- _YOUR TASK_
Retype every entry below without any change.

- _DATA FOR THIS EXERCISE_
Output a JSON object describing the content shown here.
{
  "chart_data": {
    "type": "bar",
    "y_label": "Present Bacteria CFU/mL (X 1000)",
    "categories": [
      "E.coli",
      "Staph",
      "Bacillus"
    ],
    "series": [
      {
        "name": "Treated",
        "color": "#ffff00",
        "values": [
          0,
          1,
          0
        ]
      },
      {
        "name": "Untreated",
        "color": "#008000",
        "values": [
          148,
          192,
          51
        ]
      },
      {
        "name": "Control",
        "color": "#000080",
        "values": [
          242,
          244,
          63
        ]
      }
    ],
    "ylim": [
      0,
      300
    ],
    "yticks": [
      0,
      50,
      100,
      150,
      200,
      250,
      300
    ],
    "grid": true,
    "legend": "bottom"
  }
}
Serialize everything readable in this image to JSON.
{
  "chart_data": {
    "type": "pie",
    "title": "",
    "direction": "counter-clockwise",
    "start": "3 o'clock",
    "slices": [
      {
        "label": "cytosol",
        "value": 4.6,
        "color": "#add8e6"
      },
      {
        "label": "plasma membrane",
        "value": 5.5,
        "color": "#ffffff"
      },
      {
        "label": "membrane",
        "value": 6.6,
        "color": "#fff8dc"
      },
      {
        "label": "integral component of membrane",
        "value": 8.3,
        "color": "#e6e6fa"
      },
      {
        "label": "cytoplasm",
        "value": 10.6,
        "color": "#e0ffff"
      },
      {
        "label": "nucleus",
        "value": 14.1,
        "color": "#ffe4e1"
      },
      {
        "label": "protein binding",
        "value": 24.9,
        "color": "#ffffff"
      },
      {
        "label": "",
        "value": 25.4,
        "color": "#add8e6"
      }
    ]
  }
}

- _ANSWER SPACE_
Output a JSON object describing the content shown here.
{
  "chart_data": {
    "type": "bar",
    "y_label": "Present Bacteria CFU/mL (X 1000)",
    "categories": [
      "E.coli",
      "Staph",
      "Bacillus"
    ],
    "series": [
      {
        "name": "Treated",
        "color": "#ffff00",
        "values": [
          0,
          1,
          0
        ]
      },
      {
        "name": "Untreated",
        "color": "#008000",
        "values": [
          148,
          192,
          51
        ]
      },
      {
        "name": "Control",
        "color": "#000080",
        "values": [
          242,
          244,
          63
        ]
      }
    ],
    "ylim": [
      0,
      300
    ],
    "yticks": [
      0,
      50,
      100,
      150,
      200,
      250,
      300
    ],
    "grid": true,
    "legend": "bottom"
  }
}
Serialize everything readable in this image to JSON.
{
  "chart_data": {
    "type": "pie",
    "title": "",
    "direction": "counter-clockwise",
    "start": "3 o'clock",
    "slices": [
      {
        "label": "cytosol",
        "value": 4.6,
        "color": "#add8e6"
      },
      {
        "label": "plasma membrane",
        "value": 5.5,
        "color": "#ffffff"
      },
      {
        "label": "membrane",
        "value": 6.6,
        "color": "#fff8dc"
      },
      {
        "label": "integral component of membrane",
        "value": 8.3,
        "color": "#e6e6fa"
      },
      {
        "label": "cytoplasm",
        "value": 10.6,
        "color": "#e0ffff"
      },
      {
        "label": "nucleus",
        "value": 14.1,
        "color": "#ffe4e1"
      },
      {
        "label": "protein binding",
        "value": 24.9,
        "color": "#ffffff"
      },
      {
        "label": "",
        "value": 25.4,
        "color": "#add8e6"
      }
    ]
  }
}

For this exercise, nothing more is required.